Each line of the listing that includes the string "contact" needs to be located and copied.

==== ENTRIES SHOWN ====

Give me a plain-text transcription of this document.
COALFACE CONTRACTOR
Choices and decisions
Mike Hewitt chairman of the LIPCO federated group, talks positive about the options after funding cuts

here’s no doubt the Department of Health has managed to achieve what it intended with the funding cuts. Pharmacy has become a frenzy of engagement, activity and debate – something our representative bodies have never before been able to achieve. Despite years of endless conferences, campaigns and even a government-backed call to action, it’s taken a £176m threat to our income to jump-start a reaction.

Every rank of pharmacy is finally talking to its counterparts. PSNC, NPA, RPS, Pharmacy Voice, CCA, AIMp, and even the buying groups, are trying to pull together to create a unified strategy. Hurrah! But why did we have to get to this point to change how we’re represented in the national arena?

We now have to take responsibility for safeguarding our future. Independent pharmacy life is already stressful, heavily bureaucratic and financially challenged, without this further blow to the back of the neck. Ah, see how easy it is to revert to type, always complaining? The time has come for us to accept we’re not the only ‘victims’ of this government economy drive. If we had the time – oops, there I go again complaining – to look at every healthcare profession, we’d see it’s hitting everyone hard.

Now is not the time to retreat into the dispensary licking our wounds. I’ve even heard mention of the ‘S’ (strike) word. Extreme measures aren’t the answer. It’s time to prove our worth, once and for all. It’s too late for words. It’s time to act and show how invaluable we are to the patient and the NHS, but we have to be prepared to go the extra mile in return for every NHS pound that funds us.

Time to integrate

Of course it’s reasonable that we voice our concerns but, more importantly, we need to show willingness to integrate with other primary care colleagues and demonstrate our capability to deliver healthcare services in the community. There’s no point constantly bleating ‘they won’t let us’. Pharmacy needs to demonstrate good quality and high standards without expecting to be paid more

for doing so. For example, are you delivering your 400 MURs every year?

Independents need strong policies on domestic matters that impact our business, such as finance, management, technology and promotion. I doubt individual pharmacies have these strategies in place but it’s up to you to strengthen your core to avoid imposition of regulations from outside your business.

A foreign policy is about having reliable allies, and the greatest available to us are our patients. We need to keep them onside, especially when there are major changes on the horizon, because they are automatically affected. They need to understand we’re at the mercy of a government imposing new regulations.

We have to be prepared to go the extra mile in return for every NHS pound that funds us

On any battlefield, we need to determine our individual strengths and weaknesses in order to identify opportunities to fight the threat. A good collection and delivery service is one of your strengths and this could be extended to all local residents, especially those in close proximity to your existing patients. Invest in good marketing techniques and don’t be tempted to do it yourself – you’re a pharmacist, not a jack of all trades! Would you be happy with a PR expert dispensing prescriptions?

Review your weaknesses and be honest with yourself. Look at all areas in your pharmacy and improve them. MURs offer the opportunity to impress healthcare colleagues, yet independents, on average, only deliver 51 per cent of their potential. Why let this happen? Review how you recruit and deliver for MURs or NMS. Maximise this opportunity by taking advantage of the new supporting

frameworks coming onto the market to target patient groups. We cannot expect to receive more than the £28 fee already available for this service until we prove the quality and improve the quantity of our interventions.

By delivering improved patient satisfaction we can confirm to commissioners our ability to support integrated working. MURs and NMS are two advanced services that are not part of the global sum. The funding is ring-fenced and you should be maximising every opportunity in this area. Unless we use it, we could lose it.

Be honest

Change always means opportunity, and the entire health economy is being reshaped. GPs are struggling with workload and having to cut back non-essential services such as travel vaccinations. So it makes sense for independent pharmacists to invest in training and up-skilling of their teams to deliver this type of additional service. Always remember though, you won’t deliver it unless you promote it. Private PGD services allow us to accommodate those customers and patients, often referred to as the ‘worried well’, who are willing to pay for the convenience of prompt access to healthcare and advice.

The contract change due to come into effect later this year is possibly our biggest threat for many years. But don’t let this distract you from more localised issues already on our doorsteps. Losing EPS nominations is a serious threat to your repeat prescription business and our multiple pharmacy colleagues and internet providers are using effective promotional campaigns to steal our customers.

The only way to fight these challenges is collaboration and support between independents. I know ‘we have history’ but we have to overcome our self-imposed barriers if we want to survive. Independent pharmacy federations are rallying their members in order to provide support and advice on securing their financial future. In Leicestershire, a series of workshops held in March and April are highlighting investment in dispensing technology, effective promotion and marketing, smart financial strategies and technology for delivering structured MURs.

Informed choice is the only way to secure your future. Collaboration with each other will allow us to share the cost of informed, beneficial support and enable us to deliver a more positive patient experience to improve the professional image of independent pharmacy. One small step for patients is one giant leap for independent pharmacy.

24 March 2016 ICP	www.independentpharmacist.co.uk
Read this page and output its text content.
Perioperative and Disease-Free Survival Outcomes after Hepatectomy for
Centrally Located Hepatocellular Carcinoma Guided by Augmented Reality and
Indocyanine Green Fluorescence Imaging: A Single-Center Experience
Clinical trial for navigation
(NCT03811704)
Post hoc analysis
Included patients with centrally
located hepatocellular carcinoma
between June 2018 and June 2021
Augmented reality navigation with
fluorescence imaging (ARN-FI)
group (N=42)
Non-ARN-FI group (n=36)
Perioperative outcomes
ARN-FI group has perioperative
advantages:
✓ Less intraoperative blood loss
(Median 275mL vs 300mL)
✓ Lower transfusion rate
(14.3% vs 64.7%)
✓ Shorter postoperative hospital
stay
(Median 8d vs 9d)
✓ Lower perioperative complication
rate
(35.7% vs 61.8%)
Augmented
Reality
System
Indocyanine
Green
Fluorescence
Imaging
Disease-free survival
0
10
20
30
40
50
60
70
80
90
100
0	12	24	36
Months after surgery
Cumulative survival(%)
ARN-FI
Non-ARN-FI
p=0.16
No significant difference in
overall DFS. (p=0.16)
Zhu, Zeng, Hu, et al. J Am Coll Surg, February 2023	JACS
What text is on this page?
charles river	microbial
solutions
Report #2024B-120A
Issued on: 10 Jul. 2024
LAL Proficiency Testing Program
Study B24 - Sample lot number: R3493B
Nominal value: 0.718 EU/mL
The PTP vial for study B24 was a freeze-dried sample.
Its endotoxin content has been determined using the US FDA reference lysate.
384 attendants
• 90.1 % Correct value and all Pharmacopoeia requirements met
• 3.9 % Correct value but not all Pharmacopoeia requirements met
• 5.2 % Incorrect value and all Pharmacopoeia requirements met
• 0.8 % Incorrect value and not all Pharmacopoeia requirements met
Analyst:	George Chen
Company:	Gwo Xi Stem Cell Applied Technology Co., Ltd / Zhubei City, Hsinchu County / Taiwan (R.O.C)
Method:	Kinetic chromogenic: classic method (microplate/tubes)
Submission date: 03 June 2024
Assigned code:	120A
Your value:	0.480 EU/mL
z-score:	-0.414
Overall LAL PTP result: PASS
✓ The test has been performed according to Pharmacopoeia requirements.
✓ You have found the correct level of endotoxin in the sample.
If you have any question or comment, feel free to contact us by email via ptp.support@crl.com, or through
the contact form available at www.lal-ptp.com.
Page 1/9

====

* _PROBLEM SOLUTION_:
If you have any question or comment, feel free to contact us by email via ptp.support@crl.com, or through
the contact form available at www.lal-ptp.com.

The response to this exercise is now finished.